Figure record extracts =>
----

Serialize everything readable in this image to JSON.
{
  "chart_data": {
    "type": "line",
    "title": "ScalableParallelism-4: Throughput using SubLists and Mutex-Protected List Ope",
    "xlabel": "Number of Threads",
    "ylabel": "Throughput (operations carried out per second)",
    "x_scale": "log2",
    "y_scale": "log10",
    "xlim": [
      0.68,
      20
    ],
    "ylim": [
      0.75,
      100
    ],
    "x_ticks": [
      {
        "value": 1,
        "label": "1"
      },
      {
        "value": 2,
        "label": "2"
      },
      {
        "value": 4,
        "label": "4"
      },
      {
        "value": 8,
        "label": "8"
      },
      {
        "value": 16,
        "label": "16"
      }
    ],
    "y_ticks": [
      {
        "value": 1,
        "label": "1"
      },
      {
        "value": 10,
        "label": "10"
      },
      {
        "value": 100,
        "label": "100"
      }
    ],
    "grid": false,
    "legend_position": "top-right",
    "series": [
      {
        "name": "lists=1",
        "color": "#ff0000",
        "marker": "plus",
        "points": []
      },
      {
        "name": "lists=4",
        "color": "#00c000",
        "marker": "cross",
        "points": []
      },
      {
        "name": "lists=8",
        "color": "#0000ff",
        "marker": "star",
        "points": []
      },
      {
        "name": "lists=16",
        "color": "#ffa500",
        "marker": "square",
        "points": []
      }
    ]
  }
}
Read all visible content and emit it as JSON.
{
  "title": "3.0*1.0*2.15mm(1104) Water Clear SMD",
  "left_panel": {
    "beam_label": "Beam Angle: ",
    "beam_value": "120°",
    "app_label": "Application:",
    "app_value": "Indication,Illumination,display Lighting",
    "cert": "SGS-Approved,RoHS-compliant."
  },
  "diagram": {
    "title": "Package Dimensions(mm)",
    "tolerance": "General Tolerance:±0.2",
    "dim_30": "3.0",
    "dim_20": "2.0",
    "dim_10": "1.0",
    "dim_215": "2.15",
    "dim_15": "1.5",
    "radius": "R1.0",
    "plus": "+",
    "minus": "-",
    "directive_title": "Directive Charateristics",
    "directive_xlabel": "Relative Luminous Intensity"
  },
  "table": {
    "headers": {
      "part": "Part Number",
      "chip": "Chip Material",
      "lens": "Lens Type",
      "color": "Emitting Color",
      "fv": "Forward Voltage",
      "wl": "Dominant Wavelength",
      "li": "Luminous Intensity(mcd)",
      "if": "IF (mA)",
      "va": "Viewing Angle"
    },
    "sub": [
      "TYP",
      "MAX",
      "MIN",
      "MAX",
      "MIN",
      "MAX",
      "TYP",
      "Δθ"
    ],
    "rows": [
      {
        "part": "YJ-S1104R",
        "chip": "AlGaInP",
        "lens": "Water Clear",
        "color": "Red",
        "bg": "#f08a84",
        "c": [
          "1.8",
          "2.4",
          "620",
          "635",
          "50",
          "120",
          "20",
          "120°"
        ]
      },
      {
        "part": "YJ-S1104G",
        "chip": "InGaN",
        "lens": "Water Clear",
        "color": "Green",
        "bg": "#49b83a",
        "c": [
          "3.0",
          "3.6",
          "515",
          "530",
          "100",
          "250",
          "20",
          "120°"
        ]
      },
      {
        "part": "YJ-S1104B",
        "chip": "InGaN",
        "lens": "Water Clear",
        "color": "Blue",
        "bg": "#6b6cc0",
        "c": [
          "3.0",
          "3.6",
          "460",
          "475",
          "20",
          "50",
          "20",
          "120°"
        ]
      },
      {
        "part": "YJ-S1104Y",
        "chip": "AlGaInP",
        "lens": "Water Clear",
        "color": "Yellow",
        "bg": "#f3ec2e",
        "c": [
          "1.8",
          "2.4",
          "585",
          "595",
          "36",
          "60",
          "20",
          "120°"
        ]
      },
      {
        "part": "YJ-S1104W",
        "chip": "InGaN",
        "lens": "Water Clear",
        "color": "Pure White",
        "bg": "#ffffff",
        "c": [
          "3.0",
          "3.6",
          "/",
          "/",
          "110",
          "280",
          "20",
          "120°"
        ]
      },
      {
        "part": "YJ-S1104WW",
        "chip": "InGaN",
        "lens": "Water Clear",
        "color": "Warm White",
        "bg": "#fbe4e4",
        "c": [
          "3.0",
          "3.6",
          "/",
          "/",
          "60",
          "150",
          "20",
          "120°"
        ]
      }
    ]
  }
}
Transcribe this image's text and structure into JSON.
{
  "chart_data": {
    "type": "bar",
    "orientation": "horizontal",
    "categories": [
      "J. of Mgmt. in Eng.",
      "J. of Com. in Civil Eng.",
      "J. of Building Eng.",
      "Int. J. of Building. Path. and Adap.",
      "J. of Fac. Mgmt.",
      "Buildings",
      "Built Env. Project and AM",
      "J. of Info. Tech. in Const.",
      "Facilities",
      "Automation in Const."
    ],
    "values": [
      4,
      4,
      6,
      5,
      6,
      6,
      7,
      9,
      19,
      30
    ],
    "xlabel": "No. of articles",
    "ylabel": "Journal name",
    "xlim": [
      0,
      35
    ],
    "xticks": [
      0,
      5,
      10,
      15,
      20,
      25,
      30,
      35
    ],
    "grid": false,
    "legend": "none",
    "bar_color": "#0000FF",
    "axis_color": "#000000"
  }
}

----

What you need to do => Exactly as written, please output every entry.

Task answer =>
Serialize everything readable in this image to JSON.
{
  "chart_data": {
    "type": "line",
    "title": "ScalableParallelism-4: Throughput using SubLists and Mutex-Protected List Ope",
    "xlabel": "Number of Threads",
    "ylabel": "Throughput (operations carried out per second)",
    "x_scale": "log2",
    "y_scale": "log10",
    "xlim": [
      0.68,
      20
    ],
    "ylim": [
      0.75,
      100
    ],
    "x_ticks": [
      {
        "value": 1,
        "label": "1"
      },
      {
        "value": 2,
        "label": "2"
      },
      {
        "value": 4,
        "label": "4"
      },
      {
        "value": 8,
        "label": "8"
      },
      {
        "value": 16,
        "label": "16"
      }
    ],
    "y_ticks": [
      {
        "value": 1,
        "label": "1"
      },
      {
        "value": 10,
        "label": "10"
      },
      {
        "value": 100,
        "label": "100"
      }
    ],
    "grid": false,
    "legend_position": "top-right",
    "series": [
      {
        "name": "lists=1",
        "color": "#ff0000",
        "marker": "plus",
        "points": []
      },
      {
        "name": "lists=4",
        "color": "#00c000",
        "marker": "cross",
        "points": []
      },
      {
        "name": "lists=8",
        "color": "#0000ff",
        "marker": "star",
        "points": []
      },
      {
        "name": "lists=16",
        "color": "#ffa500",
        "marker": "square",
        "points": []
      }
    ]
  }
}
Read all visible content and emit it as JSON.
{
  "title": "3.0*1.0*2.15mm(1104) Water Clear SMD",
  "left_panel": {
    "beam_label": "Beam Angle: ",
    "beam_value": "120°",
    "app_label": "Application:",
    "app_value": "Indication,Illumination,display Lighting",
    "cert": "SGS-Approved,RoHS-compliant."
  },
  "diagram": {
    "title": "Package Dimensions(mm)",
    "tolerance": "General Tolerance:±0.2",
    "dim_30": "3.0",
    "dim_20": "2.0",
    "dim_10": "1.0",
    "dim_215": "2.15",
    "dim_15": "1.5",
    "radius": "R1.0",
    "plus": "+",
    "minus": "-",
    "directive_title": "Directive Charateristics",
    "directive_xlabel": "Relative Luminous Intensity"
  },
  "table": {
    "headers": {
      "part": "Part Number",
      "chip": "Chip Material",
      "lens": "Lens Type",
      "color": "Emitting Color",
      "fv": "Forward Voltage",
      "wl": "Dominant Wavelength",
      "li": "Luminous Intensity(mcd)",
      "if": "IF (mA)",
      "va": "Viewing Angle"
    },
    "sub": [
      "TYP",
      "MAX",
      "MIN",
      "MAX",
      "MIN",
      "MAX",
      "TYP",
      "Δθ"
    ],
    "rows": [
      {
        "part": "YJ-S1104R",
        "chip": "AlGaInP",
        "lens": "Water Clear",
        "color": "Red",
        "bg": "#f08a84",
        "c": [
          "1.8",
          "2.4",
          "620",
          "635",
          "50",
          "120",
          "20",
          "120°"
        ]
      },
      {
        "part": "YJ-S1104G",
        "chip": "InGaN",
        "lens": "Water Clear",
        "color": "Green",
        "bg": "#49b83a",
        "c": [
          "3.0",
          "3.6",
          "515",
          "530",
          "100",
          "250",
          "20",
          "120°"
        ]
      },
      {
        "part": "YJ-S1104B",
        "chip": "InGaN",
        "lens": "Water Clear",
        "color": "Blue",
        "bg": "#6b6cc0",
        "c": [
          "3.0",
          "3.6",
          "460",
          "475",
          "20",
          "50",
          "20",
          "120°"
        ]
      },
      {
        "part": "YJ-S1104Y",
        "chip": "AlGaInP",
        "lens": "Water Clear",
        "color": "Yellow",
        "bg": "#f3ec2e",
        "c": [
          "1.8",
          "2.4",
          "585",
          "595",
          "36",
          "60",
          "20",
          "120°"
        ]
      },
      {
        "part": "YJ-S1104W",
        "chip": "InGaN",
        "lens": "Water Clear",
        "color": "Pure White",
        "bg": "#ffffff",
        "c": [
          "3.0",
          "3.6",
          "/",
          "/",
          "110",
          "280",
          "20",
          "120°"
        ]
      },
      {
        "part": "YJ-S1104WW",
        "chip": "InGaN",
        "lens": "Water Clear",
        "color": "Warm White",
        "bg": "#fbe4e4",
        "c": [
          "3.0",
          "3.6",
          "/",
          "/",
          "60",
          "150",
          "20",
          "120°"
        ]
      }
    ]
  }
}
Transcribe this image's text and structure into JSON.
{
  "chart_data": {
    "type": "bar",
    "orientation": "horizontal",
    "categories": [
      "J. of Mgmt. in Eng.",
      "J. of Com. in Civil Eng.",
      "J. of Building Eng.",
      "Int. J. of Building. Path. and Adap.",
      "J. of Fac. Mgmt.",
      "Buildings",
      "Built Env. Project and AM",
      "J. of Info. Tech. in Const.",
      "Facilities",
      "Automation in Const."
    ],
    "values": [
      4,
      4,
      6,
      5,
      6,
      6,
      7,
      9,
      19,
      30
    ],
    "xlabel": "No. of articles",
    "ylabel": "Journal name",
    "xlim": [
      0,
      35
    ],
    "xticks": [
      0,
      5,
      10,
      15,
      20,
      25,
      30,
      35
    ],
    "grid": false,
    "legend": "none",
    "bar_color": "#0000FF",
    "axis_color": "#000000"
  }
}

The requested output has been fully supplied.